** START OF Listed records **
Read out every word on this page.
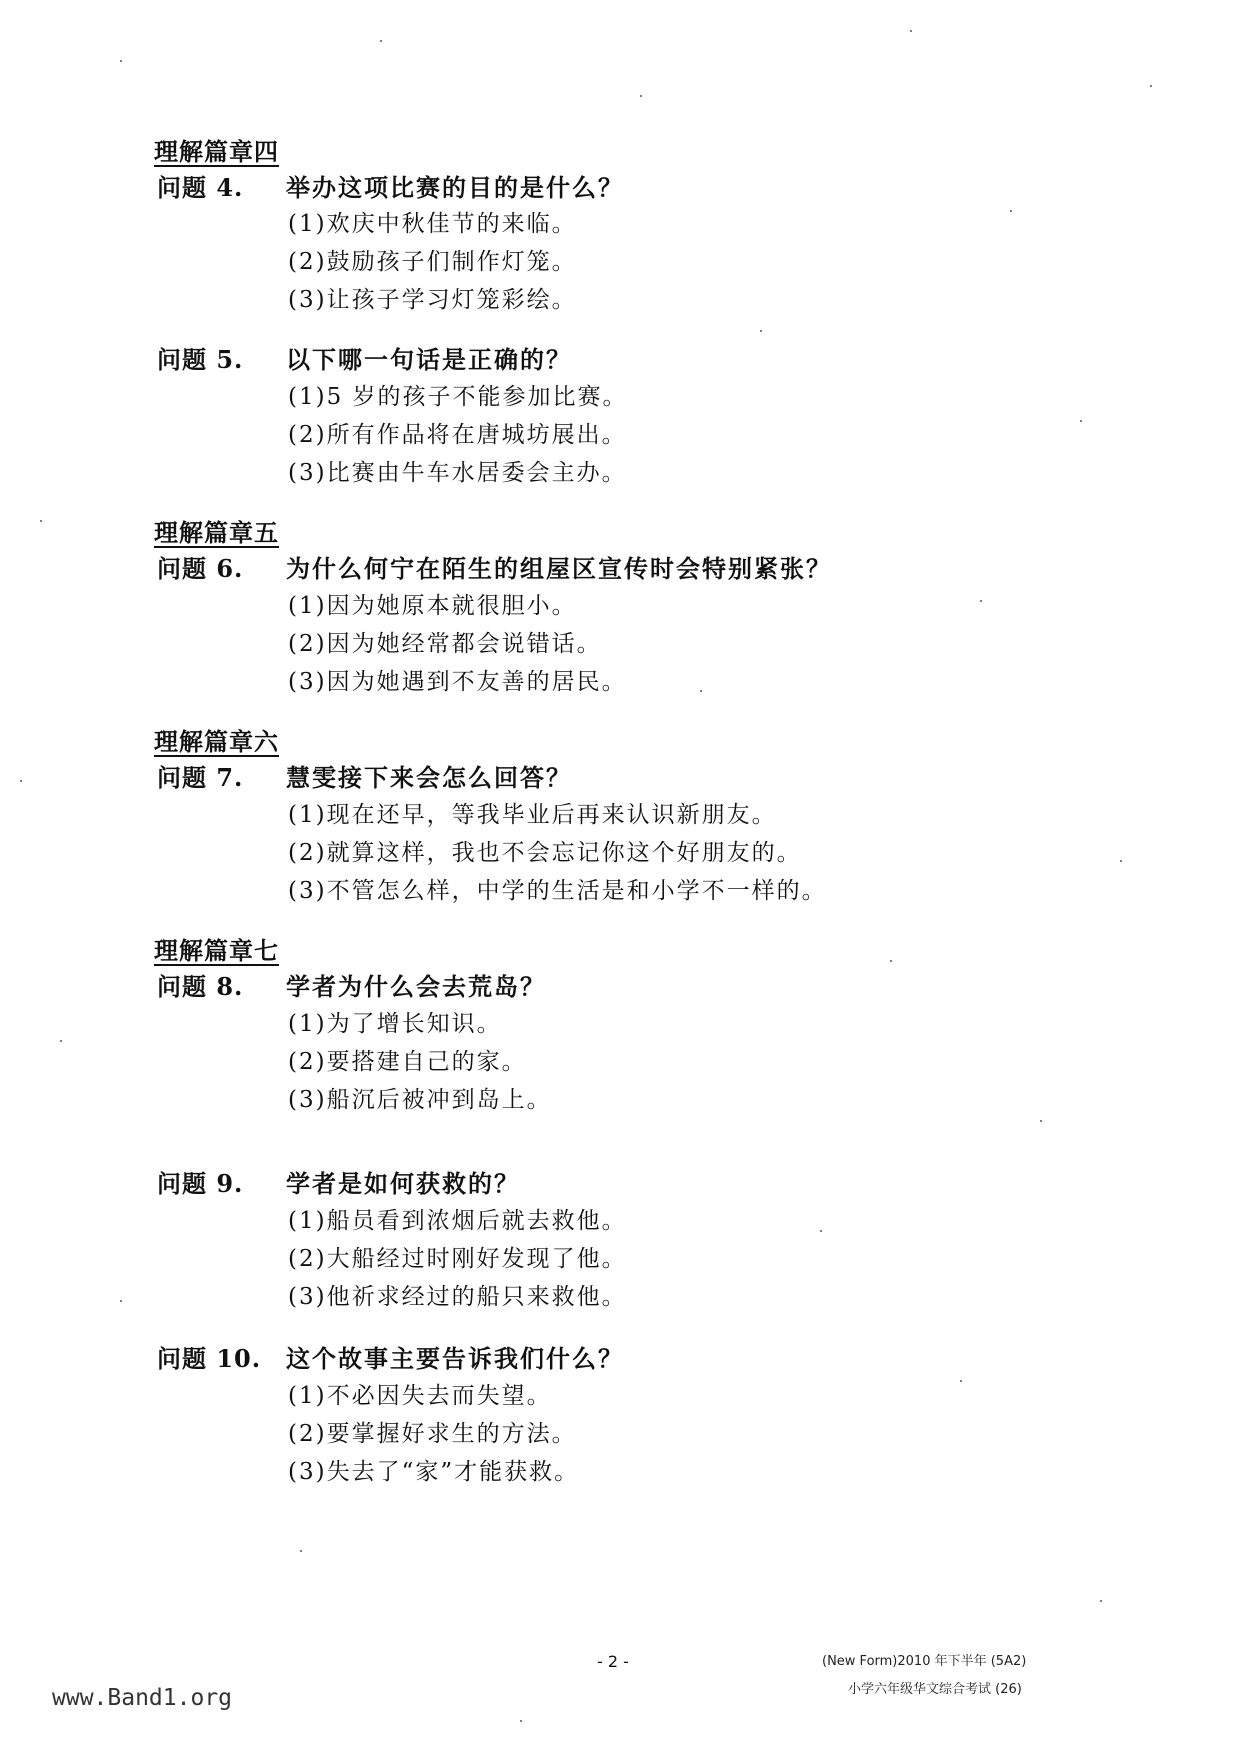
理解篇章四
问题 4. 举办这项比赛的目的是什么？
(1)欢庆中秋佳节的来临。
(2)鼓励孩子们制作灯笼。
(3)让孩子学习灯笼彩绘。
问题 5. 以下哪一句话是正确的？
(1)5 岁的孩子不能参加比赛。
(2)所有作品将在唐城坊展出。
(3)比赛由牛车水居委会主办。
理解篇章五
问题 6. 为什么何宁在陌生的组屋区宣传时会特别紧张？
(1)因为她原本就很胆小。
(2)因为她经常都会说错话。
(3)因为她遇到不友善的居民。
理解篇章六
问题 7. 慧雯接下来会怎么回答？
(1)现在还早，等我毕业后再来认识新朋友。
(2)就算这样，我也不会忘记你这个好朋友的。
(3)不管怎么样，中学的生活是和小学不一样的。
理解篇章七
问题 8. 学者为什么会去荒岛？
(1)为了增长知识。
(2)要搭建自己的家。
(3)船沉后被冲到岛上。
问题 9. 学者是如何获救的？
(1)船员看到浓烟后就去救他。
(2)大船经过时刚好发现了他。
(3)他祈求经过的船只来救他。
问题 10. 这个故事主要告诉我们什么？
(1)不必因失去而失望。
(2)要掌握好求生的方法。
(3)失去了“家”才能获救。
- 2 -	(New Form)2010 年下半年 (5A2)
小学六年级华文综合考试 (26)
www.Band1.org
** END OF Listed records **
Pictures stay out of the copy; please restate every record above exactly.

Read out every word on this page.
理解篇章四
问题 4. 举办这项比赛的目的是什么？
(1)欢庆中秋佳节的来临。
(2)鼓励孩子们制作灯笼。
(3)让孩子学习灯笼彩绘。
问题 5. 以下哪一句话是正确的？
(1)5 岁的孩子不能参加比赛。
(2)所有作品将在唐城坊展出。
(3)比赛由牛车水居委会主办。
理解篇章五
问题 6. 为什么何宁在陌生的组屋区宣传时会特别紧张？
(1)因为她原本就很胆小。
(2)因为她经常都会说错话。
(3)因为她遇到不友善的居民。
理解篇章六
问题 7. 慧雯接下来会怎么回答？
(1)现在还早，等我毕业后再来认识新朋友。
(2)就算这样，我也不会忘记你这个好朋友的。
(3)不管怎么样，中学的生活是和小学不一样的。
理解篇章七
问题 8. 学者为什么会去荒岛？
(1)为了增长知识。
(2)要搭建自己的家。
(3)船沉后被冲到岛上。
问题 9. 学者是如何获救的？
(1)船员看到浓烟后就去救他。
(2)大船经过时刚好发现了他。
(3)他祈求经过的船只来救他。
问题 10. 这个故事主要告诉我们什么？
(1)不必因失去而失望。
(2)要掌握好求生的方法。
(3)失去了“家”才能获救。
- 2 -	(New Form)2010 年下半年 (5A2)
小学六年级华文综合考试 (26)
www.Band1.org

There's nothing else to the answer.